#### [REQUIREMENTS]
Please work out how many lines in the material contain "始终静止" and give only that figure.

·····

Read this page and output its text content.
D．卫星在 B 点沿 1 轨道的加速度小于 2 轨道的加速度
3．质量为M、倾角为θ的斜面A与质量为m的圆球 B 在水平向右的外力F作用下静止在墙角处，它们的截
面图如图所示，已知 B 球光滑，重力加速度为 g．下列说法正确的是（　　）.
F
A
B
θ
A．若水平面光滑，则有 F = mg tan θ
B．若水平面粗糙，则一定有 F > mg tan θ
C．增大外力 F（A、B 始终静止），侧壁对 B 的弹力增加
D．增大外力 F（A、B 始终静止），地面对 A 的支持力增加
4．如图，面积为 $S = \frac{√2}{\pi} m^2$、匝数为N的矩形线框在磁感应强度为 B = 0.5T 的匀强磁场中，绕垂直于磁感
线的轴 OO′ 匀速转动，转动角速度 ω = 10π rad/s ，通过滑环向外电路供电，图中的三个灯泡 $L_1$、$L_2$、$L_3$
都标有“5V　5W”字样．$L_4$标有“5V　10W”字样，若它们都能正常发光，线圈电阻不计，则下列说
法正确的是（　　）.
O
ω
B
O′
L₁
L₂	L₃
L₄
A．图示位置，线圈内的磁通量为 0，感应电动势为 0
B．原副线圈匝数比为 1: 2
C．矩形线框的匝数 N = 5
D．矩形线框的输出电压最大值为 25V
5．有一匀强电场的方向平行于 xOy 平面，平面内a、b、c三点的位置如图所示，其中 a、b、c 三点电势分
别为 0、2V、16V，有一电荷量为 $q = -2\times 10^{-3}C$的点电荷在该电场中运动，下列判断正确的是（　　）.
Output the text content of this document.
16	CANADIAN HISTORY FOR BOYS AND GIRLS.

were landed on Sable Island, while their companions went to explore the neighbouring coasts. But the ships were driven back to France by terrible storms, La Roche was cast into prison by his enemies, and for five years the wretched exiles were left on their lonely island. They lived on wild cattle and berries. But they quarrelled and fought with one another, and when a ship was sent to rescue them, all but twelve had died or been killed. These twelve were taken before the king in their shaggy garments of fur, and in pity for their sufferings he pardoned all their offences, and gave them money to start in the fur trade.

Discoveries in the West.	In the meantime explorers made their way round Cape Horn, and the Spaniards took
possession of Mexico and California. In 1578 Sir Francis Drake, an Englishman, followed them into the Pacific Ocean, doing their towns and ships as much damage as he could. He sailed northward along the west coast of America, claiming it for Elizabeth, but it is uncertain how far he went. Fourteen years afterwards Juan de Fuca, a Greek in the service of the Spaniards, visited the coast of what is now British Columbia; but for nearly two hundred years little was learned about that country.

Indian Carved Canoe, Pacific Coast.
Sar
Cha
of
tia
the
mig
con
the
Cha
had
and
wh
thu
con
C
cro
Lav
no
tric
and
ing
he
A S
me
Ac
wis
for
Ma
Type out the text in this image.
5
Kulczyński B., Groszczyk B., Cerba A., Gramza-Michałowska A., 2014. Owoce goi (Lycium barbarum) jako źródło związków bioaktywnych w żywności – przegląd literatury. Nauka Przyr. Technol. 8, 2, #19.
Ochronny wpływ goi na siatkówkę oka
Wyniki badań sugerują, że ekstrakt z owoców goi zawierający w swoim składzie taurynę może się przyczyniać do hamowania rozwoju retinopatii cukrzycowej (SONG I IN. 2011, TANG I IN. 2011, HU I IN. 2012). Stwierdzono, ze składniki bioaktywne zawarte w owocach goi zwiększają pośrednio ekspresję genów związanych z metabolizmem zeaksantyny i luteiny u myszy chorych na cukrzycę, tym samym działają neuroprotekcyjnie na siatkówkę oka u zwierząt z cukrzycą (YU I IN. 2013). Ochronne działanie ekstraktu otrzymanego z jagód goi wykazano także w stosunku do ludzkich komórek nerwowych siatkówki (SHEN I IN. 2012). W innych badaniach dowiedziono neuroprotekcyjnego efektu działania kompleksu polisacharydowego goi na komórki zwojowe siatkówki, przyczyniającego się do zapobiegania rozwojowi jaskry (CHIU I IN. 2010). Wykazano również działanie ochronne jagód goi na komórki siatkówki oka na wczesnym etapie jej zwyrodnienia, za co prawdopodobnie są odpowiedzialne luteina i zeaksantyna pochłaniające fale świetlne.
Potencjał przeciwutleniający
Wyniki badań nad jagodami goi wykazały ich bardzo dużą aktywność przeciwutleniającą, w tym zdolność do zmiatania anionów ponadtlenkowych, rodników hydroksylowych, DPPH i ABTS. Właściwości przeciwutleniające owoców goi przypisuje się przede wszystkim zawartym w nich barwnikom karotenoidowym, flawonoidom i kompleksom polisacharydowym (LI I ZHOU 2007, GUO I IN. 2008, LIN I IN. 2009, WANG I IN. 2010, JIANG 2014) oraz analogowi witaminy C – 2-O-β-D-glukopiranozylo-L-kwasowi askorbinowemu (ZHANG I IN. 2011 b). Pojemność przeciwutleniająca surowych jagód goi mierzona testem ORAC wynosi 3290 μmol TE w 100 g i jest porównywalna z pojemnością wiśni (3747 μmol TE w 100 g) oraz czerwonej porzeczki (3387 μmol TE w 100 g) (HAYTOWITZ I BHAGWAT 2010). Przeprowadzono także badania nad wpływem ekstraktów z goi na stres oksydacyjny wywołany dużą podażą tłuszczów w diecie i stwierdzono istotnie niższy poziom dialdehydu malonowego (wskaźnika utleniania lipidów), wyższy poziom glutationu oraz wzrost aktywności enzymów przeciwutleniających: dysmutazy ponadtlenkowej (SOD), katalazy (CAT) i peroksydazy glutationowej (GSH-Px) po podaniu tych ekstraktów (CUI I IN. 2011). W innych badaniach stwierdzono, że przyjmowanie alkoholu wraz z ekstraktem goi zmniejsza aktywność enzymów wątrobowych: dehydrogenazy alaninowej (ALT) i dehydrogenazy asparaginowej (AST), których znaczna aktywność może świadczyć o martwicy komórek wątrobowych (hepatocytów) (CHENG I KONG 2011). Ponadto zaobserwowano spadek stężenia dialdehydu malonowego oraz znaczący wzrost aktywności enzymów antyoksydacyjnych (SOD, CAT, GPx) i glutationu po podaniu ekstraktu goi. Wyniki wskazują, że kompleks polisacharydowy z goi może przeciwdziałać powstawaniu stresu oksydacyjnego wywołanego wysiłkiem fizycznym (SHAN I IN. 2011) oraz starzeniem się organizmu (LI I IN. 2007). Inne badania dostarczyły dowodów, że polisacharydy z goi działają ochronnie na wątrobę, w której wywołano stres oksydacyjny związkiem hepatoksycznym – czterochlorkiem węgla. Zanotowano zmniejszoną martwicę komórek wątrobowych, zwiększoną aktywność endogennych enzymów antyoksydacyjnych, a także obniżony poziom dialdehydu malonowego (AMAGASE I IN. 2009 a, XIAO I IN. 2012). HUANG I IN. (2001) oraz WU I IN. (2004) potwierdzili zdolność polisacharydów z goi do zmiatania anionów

·····

#### [RESPONSE FOR THIS EXERCISE]
2